=== Stated task ===
Extract each line of the data and write it out again exactly.

=== Input for this task ===
#####
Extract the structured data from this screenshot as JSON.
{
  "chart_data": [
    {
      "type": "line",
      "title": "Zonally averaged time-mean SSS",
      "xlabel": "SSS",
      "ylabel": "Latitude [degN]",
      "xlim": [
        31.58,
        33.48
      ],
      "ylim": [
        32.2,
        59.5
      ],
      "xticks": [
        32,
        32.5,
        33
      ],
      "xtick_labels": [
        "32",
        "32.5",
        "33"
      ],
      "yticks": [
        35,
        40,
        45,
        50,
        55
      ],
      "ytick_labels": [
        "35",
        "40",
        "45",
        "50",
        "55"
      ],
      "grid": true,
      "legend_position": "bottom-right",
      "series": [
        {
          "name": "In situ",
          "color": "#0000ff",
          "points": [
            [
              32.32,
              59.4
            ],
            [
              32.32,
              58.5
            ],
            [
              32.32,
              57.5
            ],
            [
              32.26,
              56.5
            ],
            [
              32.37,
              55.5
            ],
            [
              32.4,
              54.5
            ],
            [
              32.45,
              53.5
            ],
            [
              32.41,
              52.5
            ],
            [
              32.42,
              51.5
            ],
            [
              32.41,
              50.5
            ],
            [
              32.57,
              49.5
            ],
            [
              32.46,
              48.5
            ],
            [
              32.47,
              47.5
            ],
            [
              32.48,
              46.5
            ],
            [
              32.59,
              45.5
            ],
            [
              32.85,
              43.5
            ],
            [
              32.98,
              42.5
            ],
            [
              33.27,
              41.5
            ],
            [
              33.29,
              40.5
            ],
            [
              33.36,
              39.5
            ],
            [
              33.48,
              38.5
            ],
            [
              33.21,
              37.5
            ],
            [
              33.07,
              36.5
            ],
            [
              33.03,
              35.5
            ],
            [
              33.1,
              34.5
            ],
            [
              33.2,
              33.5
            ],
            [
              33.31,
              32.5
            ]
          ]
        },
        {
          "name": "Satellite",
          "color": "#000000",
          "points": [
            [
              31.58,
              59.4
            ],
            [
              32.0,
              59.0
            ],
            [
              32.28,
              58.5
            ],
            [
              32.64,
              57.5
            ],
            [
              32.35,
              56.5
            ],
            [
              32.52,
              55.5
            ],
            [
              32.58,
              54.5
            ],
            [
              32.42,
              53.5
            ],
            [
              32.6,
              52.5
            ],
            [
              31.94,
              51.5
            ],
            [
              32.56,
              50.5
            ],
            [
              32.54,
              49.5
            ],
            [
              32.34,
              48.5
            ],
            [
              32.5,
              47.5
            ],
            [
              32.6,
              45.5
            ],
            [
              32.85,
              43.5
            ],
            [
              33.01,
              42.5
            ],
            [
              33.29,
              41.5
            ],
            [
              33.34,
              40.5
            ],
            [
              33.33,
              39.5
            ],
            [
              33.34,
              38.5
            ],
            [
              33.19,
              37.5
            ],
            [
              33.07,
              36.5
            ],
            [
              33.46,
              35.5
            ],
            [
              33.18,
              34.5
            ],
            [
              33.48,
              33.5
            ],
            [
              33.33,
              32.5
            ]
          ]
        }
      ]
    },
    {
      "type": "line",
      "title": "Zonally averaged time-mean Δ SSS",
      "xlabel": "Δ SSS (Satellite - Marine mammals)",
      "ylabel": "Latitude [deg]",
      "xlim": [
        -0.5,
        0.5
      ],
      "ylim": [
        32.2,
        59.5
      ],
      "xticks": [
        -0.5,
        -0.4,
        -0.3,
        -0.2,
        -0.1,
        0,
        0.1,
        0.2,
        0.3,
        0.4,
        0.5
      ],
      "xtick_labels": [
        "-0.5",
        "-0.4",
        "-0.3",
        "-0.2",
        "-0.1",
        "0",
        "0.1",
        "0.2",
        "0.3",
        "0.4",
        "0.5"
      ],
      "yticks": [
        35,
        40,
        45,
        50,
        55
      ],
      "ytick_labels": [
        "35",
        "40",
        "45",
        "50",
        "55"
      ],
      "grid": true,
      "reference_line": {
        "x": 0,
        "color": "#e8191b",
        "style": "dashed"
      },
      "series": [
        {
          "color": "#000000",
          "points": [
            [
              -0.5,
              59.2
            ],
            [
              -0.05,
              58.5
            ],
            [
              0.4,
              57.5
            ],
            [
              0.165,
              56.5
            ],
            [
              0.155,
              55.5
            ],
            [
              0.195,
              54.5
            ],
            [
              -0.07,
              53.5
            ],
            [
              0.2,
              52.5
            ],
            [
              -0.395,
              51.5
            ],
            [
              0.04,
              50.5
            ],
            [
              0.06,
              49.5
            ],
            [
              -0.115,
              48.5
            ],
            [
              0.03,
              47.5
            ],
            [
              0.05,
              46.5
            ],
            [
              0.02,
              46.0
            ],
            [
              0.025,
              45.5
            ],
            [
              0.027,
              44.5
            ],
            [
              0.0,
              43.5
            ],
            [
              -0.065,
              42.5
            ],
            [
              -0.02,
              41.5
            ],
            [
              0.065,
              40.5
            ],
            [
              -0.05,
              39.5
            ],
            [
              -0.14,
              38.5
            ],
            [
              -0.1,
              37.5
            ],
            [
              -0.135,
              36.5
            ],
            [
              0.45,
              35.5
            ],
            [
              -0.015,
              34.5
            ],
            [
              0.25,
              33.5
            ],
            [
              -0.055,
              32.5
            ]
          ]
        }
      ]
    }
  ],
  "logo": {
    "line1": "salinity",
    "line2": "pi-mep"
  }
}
#####
=== Answer to the problem ===
Extract the structured data from this screenshot as JSON.
{
  "chart_data": [
    {
      "type": "line",
      "title": "Zonally averaged time-mean SSS",
      "xlabel": "SSS",
      "ylabel": "Latitude [degN]",
      "xlim": [
        31.58,
        33.48
      ],
      "ylim": [
        32.2,
        59.5
      ],
      "xticks": [
        32,
        32.5,
        33
      ],
      "xtick_labels": [
        "32",
        "32.5",
        "33"
      ],
      "yticks": [
        35,
        40,
        45,
        50,
        55
      ],
      "ytick_labels": [
        "35",
        "40",
        "45",
        "50",
        "55"
      ],
      "grid": true,
      "legend_position": "bottom-right",
      "series": [
        {
          "name": "In situ",
          "color": "#0000ff",
          "points": [
            [
              32.32,
              59.4
            ],
            [
              32.32,
              58.5
            ],
            [
              32.32,
              57.5
            ],
            [
              32.26,
              56.5
            ],
            [
              32.37,
              55.5
            ],
            [
              32.4,
              54.5
            ],
            [
              32.45,
              53.5
            ],
            [
              32.41,
              52.5
            ],
            [
              32.42,
              51.5
            ],
            [
              32.41,
              50.5
            ],
            [
              32.57,
              49.5
            ],
            [
              32.46,
              48.5
            ],
            [
              32.47,
              47.5
            ],
            [
              32.48,
              46.5
            ],
            [
              32.59,
              45.5
            ],
            [
              32.85,
              43.5
            ],
            [
              32.98,
              42.5
            ],
            [
              33.27,
              41.5
            ],
            [
              33.29,
              40.5
            ],
            [
              33.36,
              39.5
            ],
            [
              33.48,
              38.5
            ],
            [
              33.21,
              37.5
            ],
            [
              33.07,
              36.5
            ],
            [
              33.03,
              35.5
            ],
            [
              33.1,
              34.5
            ],
            [
              33.2,
              33.5
            ],
            [
              33.31,
              32.5
            ]
          ]
        },
        {
          "name": "Satellite",
          "color": "#000000",
          "points": [
            [
              31.58,
              59.4
            ],
            [
              32.0,
              59.0
            ],
            [
              32.28,
              58.5
            ],
            [
              32.64,
              57.5
            ],
            [
              32.35,
              56.5
            ],
            [
              32.52,
              55.5
            ],
            [
              32.58,
              54.5
            ],
            [
              32.42,
              53.5
            ],
            [
              32.6,
              52.5
            ],
            [
              31.94,
              51.5
            ],
            [
              32.56,
              50.5
            ],
            [
              32.54,
              49.5
            ],
            [
              32.34,
              48.5
            ],
            [
              32.5,
              47.5
            ],
            [
              32.6,
              45.5
            ],
            [
              32.85,
              43.5
            ],
            [
              33.01,
              42.5
            ],
            [
              33.29,
              41.5
            ],
            [
              33.34,
              40.5
            ],
            [
              33.33,
              39.5
            ],
            [
              33.34,
              38.5
            ],
            [
              33.19,
              37.5
            ],
            [
              33.07,
              36.5
            ],
            [
              33.46,
              35.5
            ],
            [
              33.18,
              34.5
            ],
            [
              33.48,
              33.5
            ],
            [
              33.33,
              32.5
            ]
          ]
        }
      ]
    },
    {
      "type": "line",
      "title": "Zonally averaged time-mean Δ SSS",
      "xlabel": "Δ SSS (Satellite - Marine mammals)",
      "ylabel": "Latitude [deg]",
      "xlim": [
        -0.5,
        0.5
      ],
      "ylim": [
        32.2,
        59.5
      ],
      "xticks": [
        -0.5,
        -0.4,
        -0.3,
        -0.2,
        -0.1,
        0,
        0.1,
        0.2,
        0.3,
        0.4,
        0.5
      ],
      "xtick_labels": [
        "-0.5",
        "-0.4",
        "-0.3",
        "-0.2",
        "-0.1",
        "0",
        "0.1",
        "0.2",
        "0.3",
        "0.4",
        "0.5"
      ],
      "yticks": [
        35,
        40,
        45,
        50,
        55
      ],
      "ytick_labels": [
        "35",
        "40",
        "45",
        "50",
        "55"
      ],
      "grid": true,
      "reference_line": {
        "x": 0,
        "color": "#e8191b",
        "style": "dashed"
      },
      "series": [
        {
          "color": "#000000",
          "points": [
            [
              -0.5,
              59.2
            ],
            [
              -0.05,
              58.5
            ],
            [
              0.4,
              57.5
            ],
            [
              0.165,
              56.5
            ],
            [
              0.155,
              55.5
            ],
            [
              0.195,
              54.5
            ],
            [
              -0.07,
              53.5
            ],
            [
              0.2,
              52.5
            ],
            [
              -0.395,
              51.5
            ],
            [
              0.04,
              50.5
            ],
            [
              0.06,
              49.5
            ],
            [
              -0.115,
              48.5
            ],
            [
              0.03,
              47.5
            ],
            [
              0.05,
              46.5
            ],
            [
              0.02,
              46.0
            ],
            [
              0.025,
              45.5
            ],
            [
              0.027,
              44.5
            ],
            [
              0.0,
              43.5
            ],
            [
              -0.065,
              42.5
            ],
            [
              -0.02,
              41.5
            ],
            [
              0.065,
              40.5
            ],
            [
              -0.05,
              39.5
            ],
            [
              -0.14,
              38.5
            ],
            [
              -0.1,
              37.5
            ],
            [
              -0.135,
              36.5
            ],
            [
              0.45,
              35.5
            ],
            [
              -0.015,
              34.5
            ],
            [
              0.25,
              33.5
            ],
            [
              -0.055,
              32.5
            ]
          ]
        }
      ]
    }
  ],
  "logo": {
    "line1": "salinity",
    "line2": "pi-mep"
  }
}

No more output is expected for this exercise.